Written exercise
Answer with one number: the count of lines in this material that hold the word "search".

Data in this exercise
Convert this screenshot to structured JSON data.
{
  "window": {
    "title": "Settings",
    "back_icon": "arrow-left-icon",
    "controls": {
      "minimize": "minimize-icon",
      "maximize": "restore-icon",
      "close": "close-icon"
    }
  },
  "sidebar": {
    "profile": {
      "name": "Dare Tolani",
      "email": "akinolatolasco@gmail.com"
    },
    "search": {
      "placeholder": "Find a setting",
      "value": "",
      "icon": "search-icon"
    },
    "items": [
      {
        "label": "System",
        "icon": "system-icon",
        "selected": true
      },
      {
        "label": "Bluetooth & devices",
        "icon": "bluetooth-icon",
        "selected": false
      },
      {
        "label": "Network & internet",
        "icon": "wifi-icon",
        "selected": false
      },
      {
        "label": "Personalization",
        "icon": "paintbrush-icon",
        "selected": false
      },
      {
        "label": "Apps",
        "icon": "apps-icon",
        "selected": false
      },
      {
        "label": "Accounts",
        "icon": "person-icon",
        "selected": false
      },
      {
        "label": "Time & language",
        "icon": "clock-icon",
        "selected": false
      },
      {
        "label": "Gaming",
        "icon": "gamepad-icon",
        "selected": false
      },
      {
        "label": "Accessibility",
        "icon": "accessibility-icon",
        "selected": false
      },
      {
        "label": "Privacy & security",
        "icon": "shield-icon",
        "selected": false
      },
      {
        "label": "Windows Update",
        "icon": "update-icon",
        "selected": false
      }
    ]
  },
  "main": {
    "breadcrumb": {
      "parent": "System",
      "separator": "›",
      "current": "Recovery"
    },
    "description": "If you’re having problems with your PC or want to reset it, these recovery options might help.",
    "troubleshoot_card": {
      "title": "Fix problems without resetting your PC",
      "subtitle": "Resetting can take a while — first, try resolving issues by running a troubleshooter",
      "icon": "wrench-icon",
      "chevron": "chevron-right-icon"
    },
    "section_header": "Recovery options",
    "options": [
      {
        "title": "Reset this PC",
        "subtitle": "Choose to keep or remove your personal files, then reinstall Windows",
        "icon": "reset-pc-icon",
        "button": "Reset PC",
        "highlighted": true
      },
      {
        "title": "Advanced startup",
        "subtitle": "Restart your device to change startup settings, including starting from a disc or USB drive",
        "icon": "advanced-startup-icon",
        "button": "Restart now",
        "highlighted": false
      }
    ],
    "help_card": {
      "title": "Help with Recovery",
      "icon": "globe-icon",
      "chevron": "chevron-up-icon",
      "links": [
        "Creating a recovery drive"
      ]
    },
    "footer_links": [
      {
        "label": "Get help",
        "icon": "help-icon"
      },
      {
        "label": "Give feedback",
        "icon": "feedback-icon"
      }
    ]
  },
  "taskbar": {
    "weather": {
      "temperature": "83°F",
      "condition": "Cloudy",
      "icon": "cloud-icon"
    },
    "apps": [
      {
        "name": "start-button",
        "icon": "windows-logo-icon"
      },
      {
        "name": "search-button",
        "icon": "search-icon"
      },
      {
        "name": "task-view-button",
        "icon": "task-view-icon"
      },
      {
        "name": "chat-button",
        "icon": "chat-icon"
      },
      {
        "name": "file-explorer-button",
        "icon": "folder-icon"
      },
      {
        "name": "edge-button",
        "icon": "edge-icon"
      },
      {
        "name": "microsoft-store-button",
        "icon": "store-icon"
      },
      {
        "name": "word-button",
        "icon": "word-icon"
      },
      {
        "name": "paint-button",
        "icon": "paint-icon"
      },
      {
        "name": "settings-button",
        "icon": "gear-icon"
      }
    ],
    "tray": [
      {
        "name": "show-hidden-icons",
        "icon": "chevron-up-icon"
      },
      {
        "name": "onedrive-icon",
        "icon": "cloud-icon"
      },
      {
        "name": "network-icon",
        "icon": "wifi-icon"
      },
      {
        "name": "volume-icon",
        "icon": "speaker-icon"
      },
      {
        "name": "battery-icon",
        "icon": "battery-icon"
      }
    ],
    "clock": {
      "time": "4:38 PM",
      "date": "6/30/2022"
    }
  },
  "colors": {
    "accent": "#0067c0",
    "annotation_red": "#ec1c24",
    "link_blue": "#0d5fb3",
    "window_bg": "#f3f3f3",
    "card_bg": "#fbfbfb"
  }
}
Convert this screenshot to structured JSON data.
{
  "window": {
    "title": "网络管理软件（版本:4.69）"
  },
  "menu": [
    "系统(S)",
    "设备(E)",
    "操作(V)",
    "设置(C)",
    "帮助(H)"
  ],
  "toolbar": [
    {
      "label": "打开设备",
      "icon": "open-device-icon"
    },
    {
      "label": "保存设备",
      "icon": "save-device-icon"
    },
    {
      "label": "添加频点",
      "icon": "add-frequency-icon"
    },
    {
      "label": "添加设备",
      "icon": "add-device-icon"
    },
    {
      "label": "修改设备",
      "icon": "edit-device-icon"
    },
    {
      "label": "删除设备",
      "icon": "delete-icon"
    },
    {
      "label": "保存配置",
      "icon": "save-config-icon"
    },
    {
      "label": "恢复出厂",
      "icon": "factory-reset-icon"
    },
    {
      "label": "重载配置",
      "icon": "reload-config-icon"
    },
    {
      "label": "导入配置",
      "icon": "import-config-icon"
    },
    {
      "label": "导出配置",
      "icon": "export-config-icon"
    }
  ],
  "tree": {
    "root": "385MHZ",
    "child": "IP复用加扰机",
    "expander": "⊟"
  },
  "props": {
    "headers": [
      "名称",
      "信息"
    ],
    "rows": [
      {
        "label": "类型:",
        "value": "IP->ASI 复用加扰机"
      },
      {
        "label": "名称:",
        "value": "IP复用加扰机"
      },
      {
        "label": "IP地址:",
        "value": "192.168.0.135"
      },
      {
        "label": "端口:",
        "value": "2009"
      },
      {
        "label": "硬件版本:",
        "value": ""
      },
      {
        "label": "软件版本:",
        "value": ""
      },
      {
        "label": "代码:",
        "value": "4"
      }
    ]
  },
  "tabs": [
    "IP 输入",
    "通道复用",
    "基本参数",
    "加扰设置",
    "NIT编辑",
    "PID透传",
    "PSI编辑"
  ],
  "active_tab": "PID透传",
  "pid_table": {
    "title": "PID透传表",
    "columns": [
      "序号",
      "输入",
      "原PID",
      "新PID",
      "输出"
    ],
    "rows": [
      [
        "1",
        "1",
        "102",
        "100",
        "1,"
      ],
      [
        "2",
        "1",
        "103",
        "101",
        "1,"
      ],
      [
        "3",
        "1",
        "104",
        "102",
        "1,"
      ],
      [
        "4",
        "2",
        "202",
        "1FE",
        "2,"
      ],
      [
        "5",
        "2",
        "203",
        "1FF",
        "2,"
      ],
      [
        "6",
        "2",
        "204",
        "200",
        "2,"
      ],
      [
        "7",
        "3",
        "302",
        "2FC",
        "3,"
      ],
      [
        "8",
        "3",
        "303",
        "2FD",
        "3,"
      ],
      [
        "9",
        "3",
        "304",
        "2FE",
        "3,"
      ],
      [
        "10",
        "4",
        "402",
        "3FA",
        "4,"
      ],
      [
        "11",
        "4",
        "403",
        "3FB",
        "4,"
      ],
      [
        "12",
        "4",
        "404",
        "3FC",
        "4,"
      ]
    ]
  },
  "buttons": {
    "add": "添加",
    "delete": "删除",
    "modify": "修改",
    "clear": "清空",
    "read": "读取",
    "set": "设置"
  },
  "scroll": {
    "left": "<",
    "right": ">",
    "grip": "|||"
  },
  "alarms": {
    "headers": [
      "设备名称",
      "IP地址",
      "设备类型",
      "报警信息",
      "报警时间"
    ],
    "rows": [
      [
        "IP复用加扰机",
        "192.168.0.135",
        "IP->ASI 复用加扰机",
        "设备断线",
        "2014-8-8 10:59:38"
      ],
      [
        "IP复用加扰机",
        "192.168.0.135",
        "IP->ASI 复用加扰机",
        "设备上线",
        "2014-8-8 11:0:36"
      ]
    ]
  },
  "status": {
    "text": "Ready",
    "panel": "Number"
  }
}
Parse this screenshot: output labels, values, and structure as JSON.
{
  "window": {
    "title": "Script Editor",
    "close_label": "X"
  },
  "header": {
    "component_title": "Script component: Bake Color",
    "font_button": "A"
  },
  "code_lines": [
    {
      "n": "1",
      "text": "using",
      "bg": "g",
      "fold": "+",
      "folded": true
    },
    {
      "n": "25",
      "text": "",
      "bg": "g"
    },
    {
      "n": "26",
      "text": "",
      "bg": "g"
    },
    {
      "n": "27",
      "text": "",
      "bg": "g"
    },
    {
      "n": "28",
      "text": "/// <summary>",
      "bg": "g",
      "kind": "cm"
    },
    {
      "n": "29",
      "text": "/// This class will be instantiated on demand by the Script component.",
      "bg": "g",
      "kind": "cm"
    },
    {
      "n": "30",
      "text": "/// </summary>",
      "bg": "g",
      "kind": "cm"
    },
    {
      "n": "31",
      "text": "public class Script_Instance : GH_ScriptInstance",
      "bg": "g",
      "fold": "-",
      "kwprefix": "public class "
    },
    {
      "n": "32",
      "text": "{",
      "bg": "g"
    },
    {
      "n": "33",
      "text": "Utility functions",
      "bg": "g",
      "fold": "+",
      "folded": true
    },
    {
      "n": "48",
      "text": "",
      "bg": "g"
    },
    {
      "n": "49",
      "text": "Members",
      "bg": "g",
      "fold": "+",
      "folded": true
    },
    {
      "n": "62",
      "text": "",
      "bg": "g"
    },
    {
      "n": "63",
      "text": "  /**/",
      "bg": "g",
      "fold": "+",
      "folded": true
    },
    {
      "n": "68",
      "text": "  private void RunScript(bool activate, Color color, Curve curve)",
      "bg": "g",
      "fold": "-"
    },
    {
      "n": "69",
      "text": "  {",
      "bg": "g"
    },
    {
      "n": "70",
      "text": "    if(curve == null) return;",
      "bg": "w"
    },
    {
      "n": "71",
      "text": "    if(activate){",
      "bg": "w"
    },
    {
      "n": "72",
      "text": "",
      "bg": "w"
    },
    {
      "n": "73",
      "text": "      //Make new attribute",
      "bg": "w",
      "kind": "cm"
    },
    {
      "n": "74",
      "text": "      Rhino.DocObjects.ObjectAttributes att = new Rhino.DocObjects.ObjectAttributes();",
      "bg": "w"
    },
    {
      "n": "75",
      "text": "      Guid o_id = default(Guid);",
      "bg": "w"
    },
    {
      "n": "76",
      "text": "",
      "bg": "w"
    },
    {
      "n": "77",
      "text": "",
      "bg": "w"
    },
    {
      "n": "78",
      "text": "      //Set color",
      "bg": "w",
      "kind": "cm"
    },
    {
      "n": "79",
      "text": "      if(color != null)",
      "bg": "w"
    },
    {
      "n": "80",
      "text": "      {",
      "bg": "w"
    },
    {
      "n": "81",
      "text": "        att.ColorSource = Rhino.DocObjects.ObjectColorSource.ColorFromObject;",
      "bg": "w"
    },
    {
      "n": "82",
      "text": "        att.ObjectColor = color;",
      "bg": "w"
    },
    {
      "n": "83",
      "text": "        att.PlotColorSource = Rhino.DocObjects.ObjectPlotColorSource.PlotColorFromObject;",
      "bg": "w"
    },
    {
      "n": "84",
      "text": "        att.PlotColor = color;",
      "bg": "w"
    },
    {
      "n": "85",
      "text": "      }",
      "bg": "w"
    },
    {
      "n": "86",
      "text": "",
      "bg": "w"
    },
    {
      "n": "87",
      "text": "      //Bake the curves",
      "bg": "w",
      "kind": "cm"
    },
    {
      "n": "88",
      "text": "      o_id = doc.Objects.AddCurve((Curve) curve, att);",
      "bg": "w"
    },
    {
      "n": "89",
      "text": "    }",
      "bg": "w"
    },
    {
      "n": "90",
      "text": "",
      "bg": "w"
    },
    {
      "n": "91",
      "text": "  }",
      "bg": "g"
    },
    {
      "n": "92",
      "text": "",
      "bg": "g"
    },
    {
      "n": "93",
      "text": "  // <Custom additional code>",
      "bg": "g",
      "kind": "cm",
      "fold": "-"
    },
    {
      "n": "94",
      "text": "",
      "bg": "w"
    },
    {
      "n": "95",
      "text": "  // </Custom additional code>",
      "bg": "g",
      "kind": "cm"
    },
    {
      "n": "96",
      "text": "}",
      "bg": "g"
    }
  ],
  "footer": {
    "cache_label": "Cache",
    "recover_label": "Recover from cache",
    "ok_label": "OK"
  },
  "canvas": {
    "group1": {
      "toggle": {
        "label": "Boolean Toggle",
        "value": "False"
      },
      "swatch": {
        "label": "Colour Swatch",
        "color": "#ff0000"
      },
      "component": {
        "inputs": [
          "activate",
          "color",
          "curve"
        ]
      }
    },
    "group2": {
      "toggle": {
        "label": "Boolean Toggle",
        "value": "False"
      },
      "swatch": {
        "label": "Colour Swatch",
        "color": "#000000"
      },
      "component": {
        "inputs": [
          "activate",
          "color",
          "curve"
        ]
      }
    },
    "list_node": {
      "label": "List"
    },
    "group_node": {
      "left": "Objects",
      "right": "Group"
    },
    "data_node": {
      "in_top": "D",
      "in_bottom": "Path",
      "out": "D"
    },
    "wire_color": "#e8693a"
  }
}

Written response
4